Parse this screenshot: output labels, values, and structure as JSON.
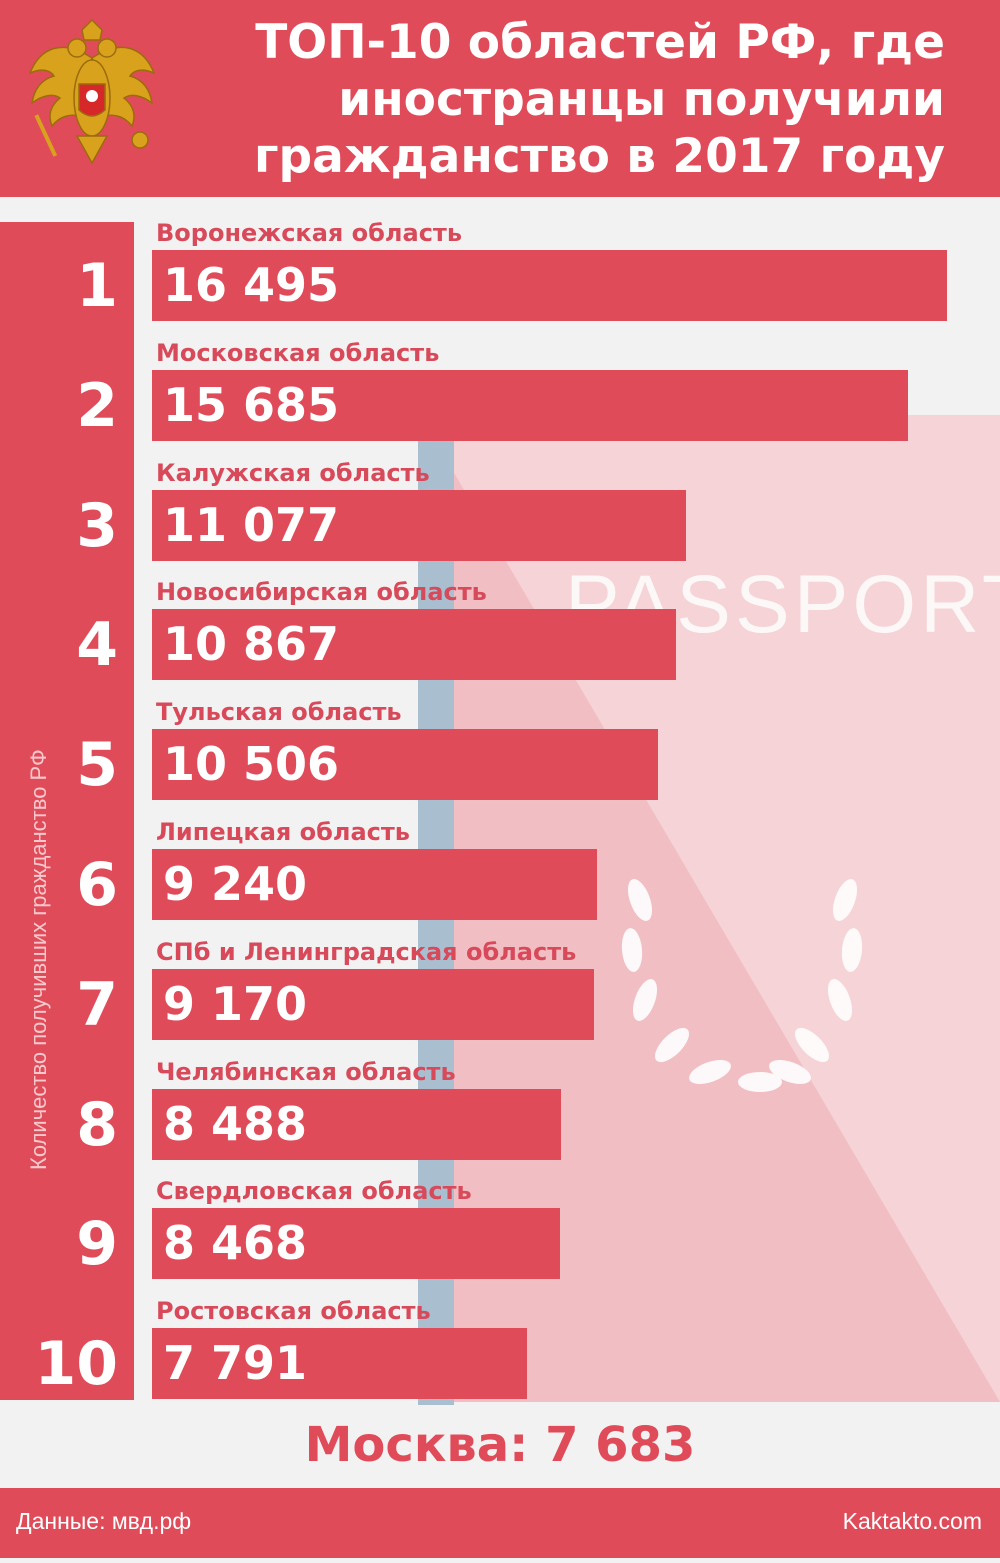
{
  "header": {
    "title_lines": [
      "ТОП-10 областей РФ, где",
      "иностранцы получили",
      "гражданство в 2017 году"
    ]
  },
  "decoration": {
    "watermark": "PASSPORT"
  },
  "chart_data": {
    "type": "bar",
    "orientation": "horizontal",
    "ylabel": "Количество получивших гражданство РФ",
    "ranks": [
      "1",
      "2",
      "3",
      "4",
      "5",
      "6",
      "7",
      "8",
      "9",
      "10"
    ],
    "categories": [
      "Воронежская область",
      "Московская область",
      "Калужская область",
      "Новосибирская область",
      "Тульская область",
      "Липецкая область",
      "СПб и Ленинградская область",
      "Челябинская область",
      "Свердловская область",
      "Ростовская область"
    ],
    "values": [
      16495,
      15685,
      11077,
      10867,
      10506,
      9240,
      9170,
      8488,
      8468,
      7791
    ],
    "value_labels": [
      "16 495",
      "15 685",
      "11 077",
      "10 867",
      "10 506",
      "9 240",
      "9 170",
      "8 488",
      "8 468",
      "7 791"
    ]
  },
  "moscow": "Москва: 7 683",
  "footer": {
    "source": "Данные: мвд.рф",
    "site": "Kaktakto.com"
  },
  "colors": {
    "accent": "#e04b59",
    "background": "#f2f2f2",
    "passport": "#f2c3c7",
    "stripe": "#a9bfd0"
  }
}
━━━━━━━━━━━━━━━━━━━━━━━━━━━━━━
Goal of the exercise. Restate the data above exactly, stripping out each image.

Solution for this exercise.
Parse this screenshot: output labels, values, and structure as JSON.
{
  "header": {
    "title_lines": [
      "ТОП-10 областей РФ, где",
      "иностранцы получили",
      "гражданство в 2017 году"
    ]
  },
  "decoration": {
    "watermark": "PASSPORT"
  },
  "chart_data": {
    "type": "bar",
    "orientation": "horizontal",
    "ylabel": "Количество получивших гражданство РФ",
    "ranks": [
      "1",
      "2",
      "3",
      "4",
      "5",
      "6",
      "7",
      "8",
      "9",
      "10"
    ],
    "categories": [
      "Воронежская область",
      "Московская область",
      "Калужская область",
      "Новосибирская область",
      "Тульская область",
      "Липецкая область",
      "СПб и Ленинградская область",
      "Челябинская область",
      "Свердловская область",
      "Ростовская область"
    ],
    "values": [
      16495,
      15685,
      11077,
      10867,
      10506,
      9240,
      9170,
      8488,
      8468,
      7791
    ],
    "value_labels": [
      "16 495",
      "15 685",
      "11 077",
      "10 867",
      "10 506",
      "9 240",
      "9 170",
      "8 488",
      "8 468",
      "7 791"
    ]
  },
  "moscow": "Москва: 7 683",
  "footer": {
    "source": "Данные: мвд.рф",
    "site": "Kaktakto.com"
  },
  "colors": {
    "accent": "#e04b59",
    "background": "#f2f2f2",
    "passport": "#f2c3c7",
    "stripe": "#a9bfd0"
  }
}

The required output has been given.